Extract each line of the data below exactly as written.

☆ ☆ ☆ ☆ ☆ ☆ ☆

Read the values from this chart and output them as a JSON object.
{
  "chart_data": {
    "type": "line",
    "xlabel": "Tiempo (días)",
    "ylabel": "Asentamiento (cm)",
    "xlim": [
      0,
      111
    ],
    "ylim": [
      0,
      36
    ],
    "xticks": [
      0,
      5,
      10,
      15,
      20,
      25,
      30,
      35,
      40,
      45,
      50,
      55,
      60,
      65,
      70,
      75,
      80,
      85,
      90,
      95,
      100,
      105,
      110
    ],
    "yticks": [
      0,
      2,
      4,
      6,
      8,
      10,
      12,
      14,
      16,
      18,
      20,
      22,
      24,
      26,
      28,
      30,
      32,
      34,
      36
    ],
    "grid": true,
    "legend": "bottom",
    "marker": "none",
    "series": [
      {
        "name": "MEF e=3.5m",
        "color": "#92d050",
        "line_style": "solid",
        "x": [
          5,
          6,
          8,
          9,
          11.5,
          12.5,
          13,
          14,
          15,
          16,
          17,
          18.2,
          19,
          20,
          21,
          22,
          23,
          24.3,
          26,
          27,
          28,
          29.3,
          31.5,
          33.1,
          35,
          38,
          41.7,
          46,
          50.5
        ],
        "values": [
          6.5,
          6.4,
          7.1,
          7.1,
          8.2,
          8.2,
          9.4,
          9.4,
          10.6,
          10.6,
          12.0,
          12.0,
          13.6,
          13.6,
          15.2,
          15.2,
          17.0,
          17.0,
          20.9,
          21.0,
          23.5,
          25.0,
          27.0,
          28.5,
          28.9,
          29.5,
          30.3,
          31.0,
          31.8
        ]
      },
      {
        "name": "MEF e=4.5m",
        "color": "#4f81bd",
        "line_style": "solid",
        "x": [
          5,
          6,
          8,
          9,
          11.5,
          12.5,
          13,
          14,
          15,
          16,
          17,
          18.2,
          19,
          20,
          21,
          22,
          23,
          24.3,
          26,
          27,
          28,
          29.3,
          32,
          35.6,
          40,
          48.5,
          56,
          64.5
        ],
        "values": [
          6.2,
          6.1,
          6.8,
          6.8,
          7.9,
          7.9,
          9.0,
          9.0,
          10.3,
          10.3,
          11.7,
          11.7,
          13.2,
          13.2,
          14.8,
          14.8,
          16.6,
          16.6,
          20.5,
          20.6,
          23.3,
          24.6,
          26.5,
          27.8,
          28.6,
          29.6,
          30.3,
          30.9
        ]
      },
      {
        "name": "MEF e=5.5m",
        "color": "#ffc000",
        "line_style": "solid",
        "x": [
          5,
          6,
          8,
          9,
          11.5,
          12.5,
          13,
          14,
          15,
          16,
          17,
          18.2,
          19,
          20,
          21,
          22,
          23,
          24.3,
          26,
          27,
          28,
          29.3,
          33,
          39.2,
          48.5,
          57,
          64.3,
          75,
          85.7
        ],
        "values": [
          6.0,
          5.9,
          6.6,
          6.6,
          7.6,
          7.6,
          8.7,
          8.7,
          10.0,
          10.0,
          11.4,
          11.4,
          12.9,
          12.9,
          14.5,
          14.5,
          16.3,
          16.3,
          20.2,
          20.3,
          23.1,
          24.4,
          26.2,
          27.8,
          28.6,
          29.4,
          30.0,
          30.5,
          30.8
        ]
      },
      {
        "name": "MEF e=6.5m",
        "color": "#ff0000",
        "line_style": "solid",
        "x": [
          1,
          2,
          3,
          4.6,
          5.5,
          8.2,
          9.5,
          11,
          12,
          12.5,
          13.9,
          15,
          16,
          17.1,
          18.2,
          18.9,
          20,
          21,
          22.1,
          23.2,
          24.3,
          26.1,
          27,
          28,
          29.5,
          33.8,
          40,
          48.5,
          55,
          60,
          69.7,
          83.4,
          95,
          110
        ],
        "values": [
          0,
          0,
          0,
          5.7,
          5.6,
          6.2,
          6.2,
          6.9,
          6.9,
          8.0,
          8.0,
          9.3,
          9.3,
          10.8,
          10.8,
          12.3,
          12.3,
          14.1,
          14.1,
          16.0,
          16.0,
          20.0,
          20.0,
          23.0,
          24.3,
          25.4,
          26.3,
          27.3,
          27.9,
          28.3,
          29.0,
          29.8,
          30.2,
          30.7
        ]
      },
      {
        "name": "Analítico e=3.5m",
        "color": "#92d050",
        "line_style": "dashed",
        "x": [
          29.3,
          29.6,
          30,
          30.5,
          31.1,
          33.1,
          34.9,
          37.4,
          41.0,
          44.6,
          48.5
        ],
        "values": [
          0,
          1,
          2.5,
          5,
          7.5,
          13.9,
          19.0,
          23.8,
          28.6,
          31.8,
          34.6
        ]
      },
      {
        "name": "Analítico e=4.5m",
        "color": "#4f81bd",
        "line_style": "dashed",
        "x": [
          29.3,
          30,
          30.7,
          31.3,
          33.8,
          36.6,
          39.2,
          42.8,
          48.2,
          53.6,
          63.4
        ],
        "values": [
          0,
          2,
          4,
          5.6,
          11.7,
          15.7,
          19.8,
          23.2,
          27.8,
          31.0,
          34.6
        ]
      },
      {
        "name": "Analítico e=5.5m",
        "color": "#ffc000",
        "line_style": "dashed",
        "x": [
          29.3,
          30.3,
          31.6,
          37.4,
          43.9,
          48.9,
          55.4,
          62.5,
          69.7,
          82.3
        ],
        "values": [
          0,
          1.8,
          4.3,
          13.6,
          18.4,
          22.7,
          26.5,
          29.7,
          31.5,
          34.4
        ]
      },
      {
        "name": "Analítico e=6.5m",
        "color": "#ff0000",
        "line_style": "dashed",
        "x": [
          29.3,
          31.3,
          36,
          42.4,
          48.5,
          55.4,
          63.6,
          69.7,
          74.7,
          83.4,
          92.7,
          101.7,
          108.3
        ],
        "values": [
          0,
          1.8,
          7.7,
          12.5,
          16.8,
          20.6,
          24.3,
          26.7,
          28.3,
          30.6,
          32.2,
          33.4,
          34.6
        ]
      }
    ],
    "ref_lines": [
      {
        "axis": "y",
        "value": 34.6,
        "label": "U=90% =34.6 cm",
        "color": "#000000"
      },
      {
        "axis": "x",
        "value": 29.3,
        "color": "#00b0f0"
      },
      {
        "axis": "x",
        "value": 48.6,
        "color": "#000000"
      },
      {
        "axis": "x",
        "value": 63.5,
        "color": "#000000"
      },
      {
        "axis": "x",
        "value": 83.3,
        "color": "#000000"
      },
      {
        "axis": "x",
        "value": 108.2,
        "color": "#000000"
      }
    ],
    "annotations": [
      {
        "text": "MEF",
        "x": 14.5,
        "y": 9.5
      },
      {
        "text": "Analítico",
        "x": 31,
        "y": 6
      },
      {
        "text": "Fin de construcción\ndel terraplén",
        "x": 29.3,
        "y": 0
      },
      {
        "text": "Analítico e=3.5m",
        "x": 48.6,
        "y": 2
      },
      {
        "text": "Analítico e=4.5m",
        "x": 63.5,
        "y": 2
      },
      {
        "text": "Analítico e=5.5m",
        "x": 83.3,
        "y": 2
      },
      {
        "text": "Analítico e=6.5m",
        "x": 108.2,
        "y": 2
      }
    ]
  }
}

☆ ☆ ☆ ☆ ☆ ☆ ☆

Task response ▸
Read the values from this chart and output them as a JSON object.
{
  "chart_data": {
    "type": "line",
    "xlabel": "Tiempo (días)",
    "ylabel": "Asentamiento (cm)",
    "xlim": [
      0,
      111
    ],
    "ylim": [
      0,
      36
    ],
    "xticks": [
      0,
      5,
      10,
      15,
      20,
      25,
      30,
      35,
      40,
      45,
      50,
      55,
      60,
      65,
      70,
      75,
      80,
      85,
      90,
      95,
      100,
      105,
      110
    ],
    "yticks": [
      0,
      2,
      4,
      6,
      8,
      10,
      12,
      14,
      16,
      18,
      20,
      22,
      24,
      26,
      28,
      30,
      32,
      34,
      36
    ],
    "grid": true,
    "legend": "bottom",
    "marker": "none",
    "series": [
      {
        "name": "MEF e=3.5m",
        "color": "#92d050",
        "line_style": "solid",
        "x": [
          5,
          6,
          8,
          9,
          11.5,
          12.5,
          13,
          14,
          15,
          16,
          17,
          18.2,
          19,
          20,
          21,
          22,
          23,
          24.3,
          26,
          27,
          28,
          29.3,
          31.5,
          33.1,
          35,
          38,
          41.7,
          46,
          50.5
        ],
        "values": [
          6.5,
          6.4,
          7.1,
          7.1,
          8.2,
          8.2,
          9.4,
          9.4,
          10.6,
          10.6,
          12.0,
          12.0,
          13.6,
          13.6,
          15.2,
          15.2,
          17.0,
          17.0,
          20.9,
          21.0,
          23.5,
          25.0,
          27.0,
          28.5,
          28.9,
          29.5,
          30.3,
          31.0,
          31.8
        ]
      },
      {
        "name": "MEF e=4.5m",
        "color": "#4f81bd",
        "line_style": "solid",
        "x": [
          5,
          6,
          8,
          9,
          11.5,
          12.5,
          13,
          14,
          15,
          16,
          17,
          18.2,
          19,
          20,
          21,
          22,
          23,
          24.3,
          26,
          27,
          28,
          29.3,
          32,
          35.6,
          40,
          48.5,
          56,
          64.5
        ],
        "values": [
          6.2,
          6.1,
          6.8,
          6.8,
          7.9,
          7.9,
          9.0,
          9.0,
          10.3,
          10.3,
          11.7,
          11.7,
          13.2,
          13.2,
          14.8,
          14.8,
          16.6,
          16.6,
          20.5,
          20.6,
          23.3,
          24.6,
          26.5,
          27.8,
          28.6,
          29.6,
          30.3,
          30.9
        ]
      },
      {
        "name": "MEF e=5.5m",
        "color": "#ffc000",
        "line_style": "solid",
        "x": [
          5,
          6,
          8,
          9,
          11.5,
          12.5,
          13,
          14,
          15,
          16,
          17,
          18.2,
          19,
          20,
          21,
          22,
          23,
          24.3,
          26,
          27,
          28,
          29.3,
          33,
          39.2,
          48.5,
          57,
          64.3,
          75,
          85.7
        ],
        "values": [
          6.0,
          5.9,
          6.6,
          6.6,
          7.6,
          7.6,
          8.7,
          8.7,
          10.0,
          10.0,
          11.4,
          11.4,
          12.9,
          12.9,
          14.5,
          14.5,
          16.3,
          16.3,
          20.2,
          20.3,
          23.1,
          24.4,
          26.2,
          27.8,
          28.6,
          29.4,
          30.0,
          30.5,
          30.8
        ]
      },
      {
        "name": "MEF e=6.5m",
        "color": "#ff0000",
        "line_style": "solid",
        "x": [
          1,
          2,
          3,
          4.6,
          5.5,
          8.2,
          9.5,
          11,
          12,
          12.5,
          13.9,
          15,
          16,
          17.1,
          18.2,
          18.9,
          20,
          21,
          22.1,
          23.2,
          24.3,
          26.1,
          27,
          28,
          29.5,
          33.8,
          40,
          48.5,
          55,
          60,
          69.7,
          83.4,
          95,
          110
        ],
        "values": [
          0,
          0,
          0,
          5.7,
          5.6,
          6.2,
          6.2,
          6.9,
          6.9,
          8.0,
          8.0,
          9.3,
          9.3,
          10.8,
          10.8,
          12.3,
          12.3,
          14.1,
          14.1,
          16.0,
          16.0,
          20.0,
          20.0,
          23.0,
          24.3,
          25.4,
          26.3,
          27.3,
          27.9,
          28.3,
          29.0,
          29.8,
          30.2,
          30.7
        ]
      },
      {
        "name": "Analítico e=3.5m",
        "color": "#92d050",
        "line_style": "dashed",
        "x": [
          29.3,
          29.6,
          30,
          30.5,
          31.1,
          33.1,
          34.9,
          37.4,
          41.0,
          44.6,
          48.5
        ],
        "values": [
          0,
          1,
          2.5,
          5,
          7.5,
          13.9,
          19.0,
          23.8,
          28.6,
          31.8,
          34.6
        ]
      },
      {
        "name": "Analítico e=4.5m",
        "color": "#4f81bd",
        "line_style": "dashed",
        "x": [
          29.3,
          30,
          30.7,
          31.3,
          33.8,
          36.6,
          39.2,
          42.8,
          48.2,
          53.6,
          63.4
        ],
        "values": [
          0,
          2,
          4,
          5.6,
          11.7,
          15.7,
          19.8,
          23.2,
          27.8,
          31.0,
          34.6
        ]
      },
      {
        "name": "Analítico e=5.5m",
        "color": "#ffc000",
        "line_style": "dashed",
        "x": [
          29.3,
          30.3,
          31.6,
          37.4,
          43.9,
          48.9,
          55.4,
          62.5,
          69.7,
          82.3
        ],
        "values": [
          0,
          1.8,
          4.3,
          13.6,
          18.4,
          22.7,
          26.5,
          29.7,
          31.5,
          34.4
        ]
      },
      {
        "name": "Analítico e=6.5m",
        "color": "#ff0000",
        "line_style": "dashed",
        "x": [
          29.3,
          31.3,
          36,
          42.4,
          48.5,
          55.4,
          63.6,
          69.7,
          74.7,
          83.4,
          92.7,
          101.7,
          108.3
        ],
        "values": [
          0,
          1.8,
          7.7,
          12.5,
          16.8,
          20.6,
          24.3,
          26.7,
          28.3,
          30.6,
          32.2,
          33.4,
          34.6
        ]
      }
    ],
    "ref_lines": [
      {
        "axis": "y",
        "value": 34.6,
        "label": "U=90% =34.6 cm",
        "color": "#000000"
      },
      {
        "axis": "x",
        "value": 29.3,
        "color": "#00b0f0"
      },
      {
        "axis": "x",
        "value": 48.6,
        "color": "#000000"
      },
      {
        "axis": "x",
        "value": 63.5,
        "color": "#000000"
      },
      {
        "axis": "x",
        "value": 83.3,
        "color": "#000000"
      },
      {
        "axis": "x",
        "value": 108.2,
        "color": "#000000"
      }
    ],
    "annotations": [
      {
        "text": "MEF",
        "x": 14.5,
        "y": 9.5
      },
      {
        "text": "Analítico",
        "x": 31,
        "y": 6
      },
      {
        "text": "Fin de construcción\ndel terraplén",
        "x": 29.3,
        "y": 0
      },
      {
        "text": "Analítico e=3.5m",
        "x": 48.6,
        "y": 2
      },
      {
        "text": "Analítico e=4.5m",
        "x": 63.5,
        "y": 2
      },
      {
        "text": "Analítico e=5.5m",
        "x": 83.3,
        "y": 2
      },
      {
        "text": "Analítico e=6.5m",
        "x": 108.2,
        "y": 2
      }
    ]
  }
}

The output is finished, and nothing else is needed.